==== GIVEN DATA
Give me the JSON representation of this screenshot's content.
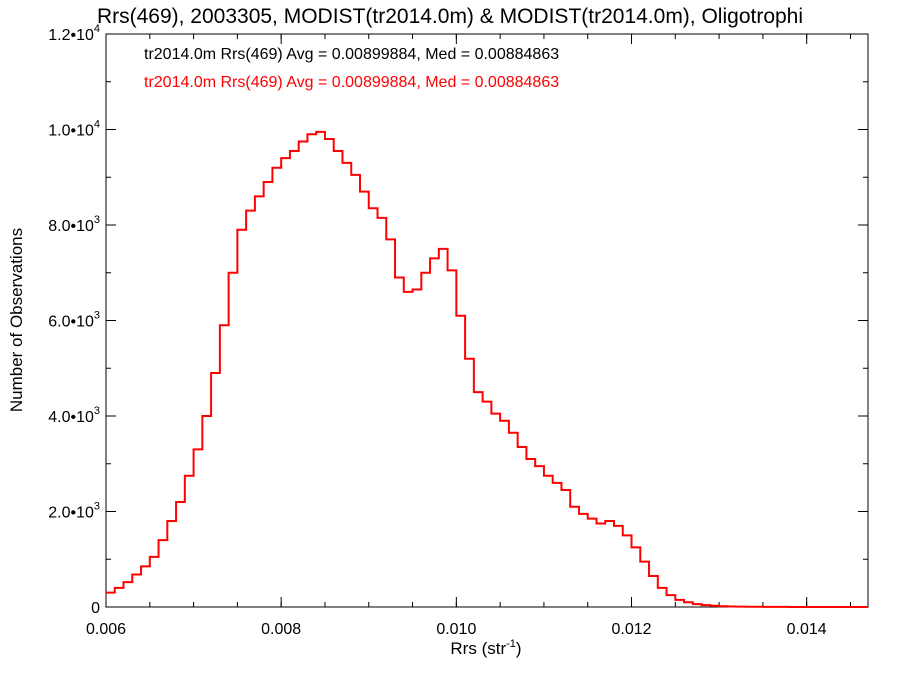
{
  "chart_data": {
    "type": "line",
    "title": "Rrs(469), 2003305, MODIST(tr2014.0m) & MODIST(tr2014.0m), Oligotrophi",
    "xlabel_main": "Rrs (str",
    "xlabel_sup": "-1",
    "xlabel_close": ")",
    "ylabel": "Number of Observations",
    "xlim": [
      0.006,
      0.0147
    ],
    "ylim": [
      0,
      12000
    ],
    "x_ticks": [
      {
        "value": 0.006,
        "label": "0.006"
      },
      {
        "value": 0.008,
        "label": "0.008"
      },
      {
        "value": 0.01,
        "label": "0.010"
      },
      {
        "value": 0.012,
        "label": "0.012"
      },
      {
        "value": 0.014,
        "label": "0.014"
      }
    ],
    "y_ticks": [
      {
        "value": 0,
        "base": "0",
        "exp": ""
      },
      {
        "value": 2000,
        "base": "2.0•10",
        "exp": "3"
      },
      {
        "value": 4000,
        "base": "4.0•10",
        "exp": "3"
      },
      {
        "value": 6000,
        "base": "6.0•10",
        "exp": "3"
      },
      {
        "value": 8000,
        "base": "8.0•10",
        "exp": "3"
      },
      {
        "value": 10000,
        "base": "1.0•10",
        "exp": "4"
      },
      {
        "value": 12000,
        "base": "1.2•10",
        "exp": "4"
      }
    ],
    "annotations": [
      {
        "text": "tr2014.0m Rrs(469) Avg = 0.00899884, Med = 0.00884863",
        "color": "#000000"
      },
      {
        "text": "tr2014.0m Rrs(469) Avg = 0.00899884, Med = 0.00884863",
        "color": "#ff0000"
      }
    ],
    "series": [
      {
        "color": "#ff0000",
        "x": [
          0.006,
          0.0061,
          0.0062,
          0.0063,
          0.0064,
          0.0065,
          0.0066,
          0.0067,
          0.0068,
          0.0069,
          0.007,
          0.0071,
          0.0072,
          0.0073,
          0.0074,
          0.0075,
          0.0076,
          0.0077,
          0.0078,
          0.0079,
          0.008,
          0.0081,
          0.0082,
          0.0083,
          0.0084,
          0.0085,
          0.0086,
          0.0087,
          0.0088,
          0.0089,
          0.009,
          0.0091,
          0.0092,
          0.0093,
          0.0094,
          0.0095,
          0.0096,
          0.0097,
          0.0098,
          0.0099,
          0.01,
          0.0101,
          0.0102,
          0.0103,
          0.0104,
          0.0105,
          0.0106,
          0.0107,
          0.0108,
          0.0109,
          0.011,
          0.0111,
          0.0112,
          0.0113,
          0.0114,
          0.0115,
          0.0116,
          0.0117,
          0.0118,
          0.0119,
          0.012,
          0.0121,
          0.0122,
          0.0123,
          0.0124,
          0.0125,
          0.0126,
          0.0127,
          0.0128,
          0.0129,
          0.013,
          0.0131,
          0.0132,
          0.0133,
          0.0134,
          0.0135,
          0.0136,
          0.0138,
          0.014,
          0.0142,
          0.0144,
          0.0146,
          0.0147
        ],
        "y": [
          300,
          400,
          520,
          680,
          850,
          1050,
          1400,
          1800,
          2200,
          2750,
          3300,
          4000,
          4900,
          5900,
          7000,
          7900,
          8300,
          8600,
          8900,
          9200,
          9400,
          9550,
          9750,
          9900,
          9950,
          9800,
          9550,
          9300,
          9050,
          8700,
          8350,
          8150,
          7700,
          6900,
          6600,
          6650,
          7000,
          7300,
          7500,
          7050,
          6100,
          5200,
          4500,
          4300,
          4050,
          3900,
          3650,
          3350,
          3100,
          2950,
          2750,
          2600,
          2450,
          2100,
          1950,
          1850,
          1750,
          1800,
          1700,
          1500,
          1250,
          950,
          650,
          400,
          250,
          150,
          100,
          60,
          40,
          25,
          15,
          10,
          8,
          5,
          4,
          3,
          2,
          1,
          1,
          0,
          0,
          0,
          0
        ]
      }
    ]
  }
}
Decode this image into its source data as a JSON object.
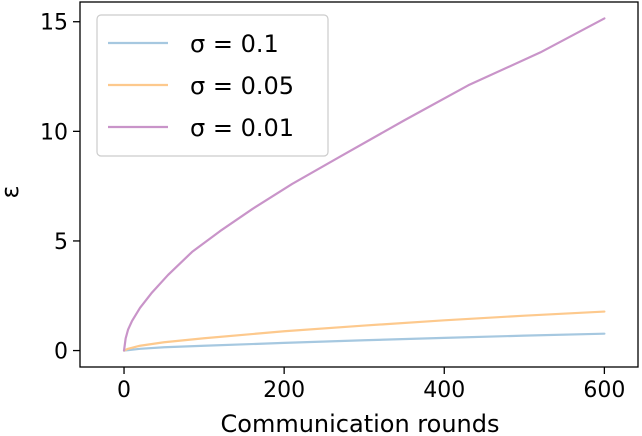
{
  "chart_data": {
    "type": "line",
    "xlabel": "Communication rounds",
    "ylabel": "ε",
    "xlim": [
      -55,
      642
    ],
    "ylim": [
      -0.75,
      15.9
    ],
    "x_ticks": [
      0,
      200,
      400,
      600
    ],
    "y_ticks": [
      0,
      5,
      10,
      15
    ],
    "grid": false,
    "legend": "upper left",
    "series": [
      {
        "name": "σ = 0.1",
        "color": "#a6c8e0",
        "x": [
          0,
          5,
          20,
          50,
          100,
          200,
          300,
          400,
          500,
          600
        ],
        "values": [
          0,
          0.02,
          0.08,
          0.15,
          0.22,
          0.35,
          0.47,
          0.58,
          0.68,
          0.77
        ]
      },
      {
        "name": "σ = 0.05",
        "color": "#fdc98d",
        "x": [
          0,
          5,
          20,
          50,
          100,
          200,
          300,
          400,
          500,
          600
        ],
        "values": [
          0,
          0.08,
          0.22,
          0.38,
          0.56,
          0.88,
          1.14,
          1.38,
          1.59,
          1.78
        ]
      },
      {
        "name": "σ = 0.01",
        "color": "#c994c9",
        "x": [
          0,
          2,
          5,
          10,
          20,
          35,
          55,
          85,
          120,
          160,
          210,
          270,
          350,
          430,
          520,
          600
        ],
        "values": [
          0,
          0.55,
          0.95,
          1.35,
          1.95,
          2.65,
          3.45,
          4.5,
          5.45,
          6.45,
          7.6,
          8.85,
          10.5,
          12.1,
          13.6,
          15.15
        ]
      }
    ]
  }
}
========
## EXERCISE GOAL
Where a line in the entries holds "base", copy that line.

## FINISHED TASK
        "base": "0",
        "base": "2.0•10",
        "base": "4.0•10",
        "base": "6.0•10",
        "base": "8.0•10",
        "base": "1.0•10",
        "base": "1.2•10",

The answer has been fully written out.